begin PROVIDED INFORMATION

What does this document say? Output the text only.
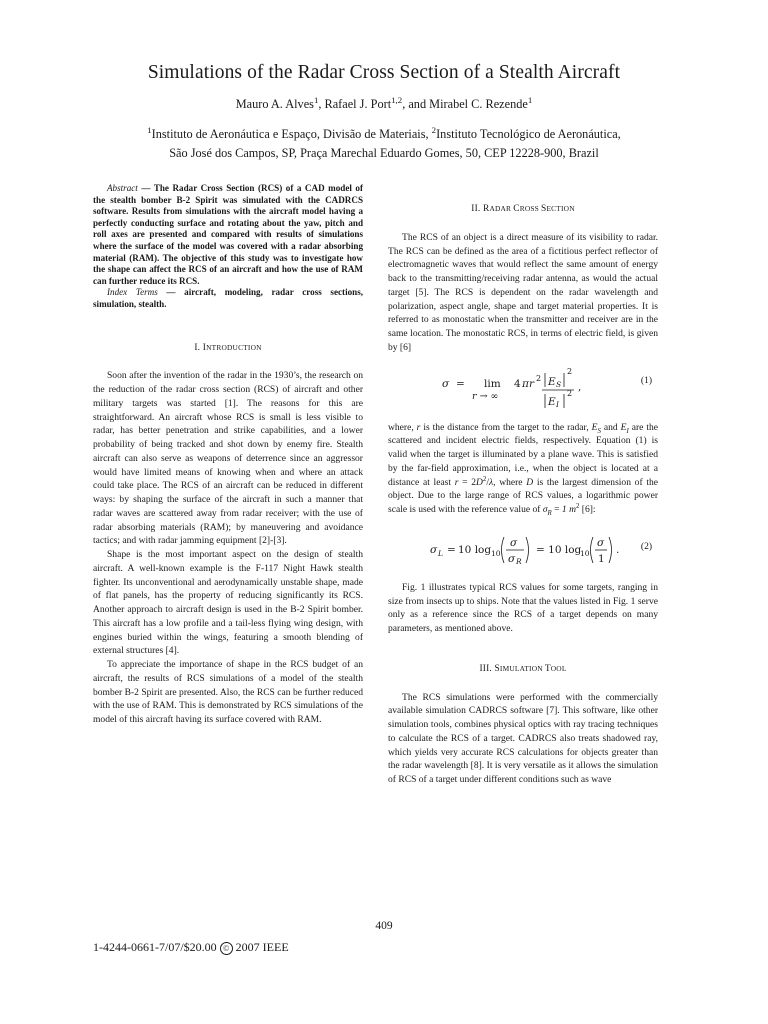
Simulations of the Radar Cross Section of a Stealth Aircraft
Mauro A. Alves$^1$, Rafael J. Port$^{1,2}$, and Mirabel C. Rezende$^1$
$^1$Instituto de Aeronáutica e Espaço, Divisão de Materiais, $^2$Instituto Tecnológico de Aeronáutica,
São José dos Campos, SP, Praça Marechal Eduardo Gomes, 50, CEP 12228-900, Brazil

Abstract — The Radar Cross Section (RCS) of a CAD model of the stealth bomber B-2 Spirit was simulated with the CADRCS software. Results from simulations with the aircraft model having a perfectly conducting surface and rotating about the yaw, pitch and roll axes are presented and compared with results of simulations where the surface of the model was covered with a radar absorbing material (RAM). The objective of this study was to investigate how the shape can affect the RCS of an aircraft and how the use of RAM can further reduce its RCS.

Index Terms — aircraft, modeling, radar cross sections, simulation, stealth.

I. INTRODUCTION

Soon after the invention of the radar in the 1930’s, the research on the reduction of the radar cross section (RCS) of aircraft and other military targets was started [1]. The reasons for this are straightforward. An aircraft whose RCS is small is less visible to radar, has better penetration and strike capabilities, and a lower probability of being tracked and shot down by enemy fire. Stealth aircraft can also serve as weapons of deterrence since an aggressor would have limited means of knowing when and where an attack could take place. The RCS of an aircraft can be reduced in different ways: by shaping the surface of the aircraft in such a manner that radar waves are scattered away from radar receiver; with the use of radar absorbing materials (RAM); by maneuvering and avoidance tactics; and with radar jamming equipment [2]-[3].

Shape is the most important aspect on the design of stealth aircraft. A well-known example is the F-117 Night Hawk stealth fighter. Its unconventional and aerodynamically unstable shape, made of flat panels, has the property of reducing significantly its RCS. Another approach to aircraft design is used in the B-2 Spirit bomber. This aircraft has a low profile and a tail-less flying wing design, with engines buried within the wings, featuring a smooth blending of external structures [4].

To appreciate the importance of shape in the RCS budget of an aircraft, the results of RCS simulations of a model of the stealth bomber B-2 Spirit are presented. Also, the RCS can be further reduced with the use of RAM. This is demonstrated by RCS simulations of the model of this aircraft having its surface covered with RAM.

II. RADAR CROSS SECTION

The RCS of an object is a direct measure of its visibility to radar. The RCS can be defined as the area of a fictitious perfect reflector of electromagnetic waves that would reflect the same amount of energy back to the transmitting/receiving radar antenna, as would the actual target [5]. The RCS is dependent on the radar wavelength and polarization, aspect angle, shape and target material properties. It is referred to as monostatic when the transmitter and receiver are in the same location. The monostatic RCS, in terms of electric field, is given by [6]

σ = lim
r → ∞
4 π r 2 E S
2
E I
2
,	(1)

where, r is the distance from the target to the radar, $E_S$ and $E_I$ are the scattered and incident electric fields, respectively. Equation (1) is valid when the target is illuminated by a plane wave. This is satisfied by the far-field approximation, i.e., when the object is located at a distance at least $r = 2D^2/\lambda$, where D is the largest dimension of the object. Due to the large range of RCS values, a logarithmic power scale is used with the reference value of $\sigma_R = 1$ $m^2$ [6]:

σ L = 10 log 10
σ
σ R
= 10 log
10
σ
1
. (2)

Fig. 1 illustrates typical RCS values for some targets, ranging in size from insects up to ships. Note that the values listed in Fig. 1 serve only as a reference since the RCS of a target depends on many parameters, as mentioned above.

III. SIMULATION TOOL

The RCS simulations were performed with the commercially available simulation CADRCS software [7]. This software, like other simulation tools, combines physical optics with ray tracing techniques to calculate the RCS of a target. CADRCS also treats shadowed ray, which yields very accurate RCS calculations for objects greater than the radar wavelength [8]. It is very versatile as it allows the simulation of RCS of a target under different conditions such as wave

409
1-4244-0661-7/07/$20.00 © 2007 IEEE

end PROVIDED INFORMATION

• AIM OF THE TASK: Read the entries and show each line that mentions "only".

• WRITTEN SOLUTION:
What does this document say? Output the text only.
Fig. 1 illustrates typical RCS values for some targets, ranging in size from insects up to ships. Note that the values listed in Fig. 1 serve only as a reference since the RCS of a target depends on many parameters, as mentioned above.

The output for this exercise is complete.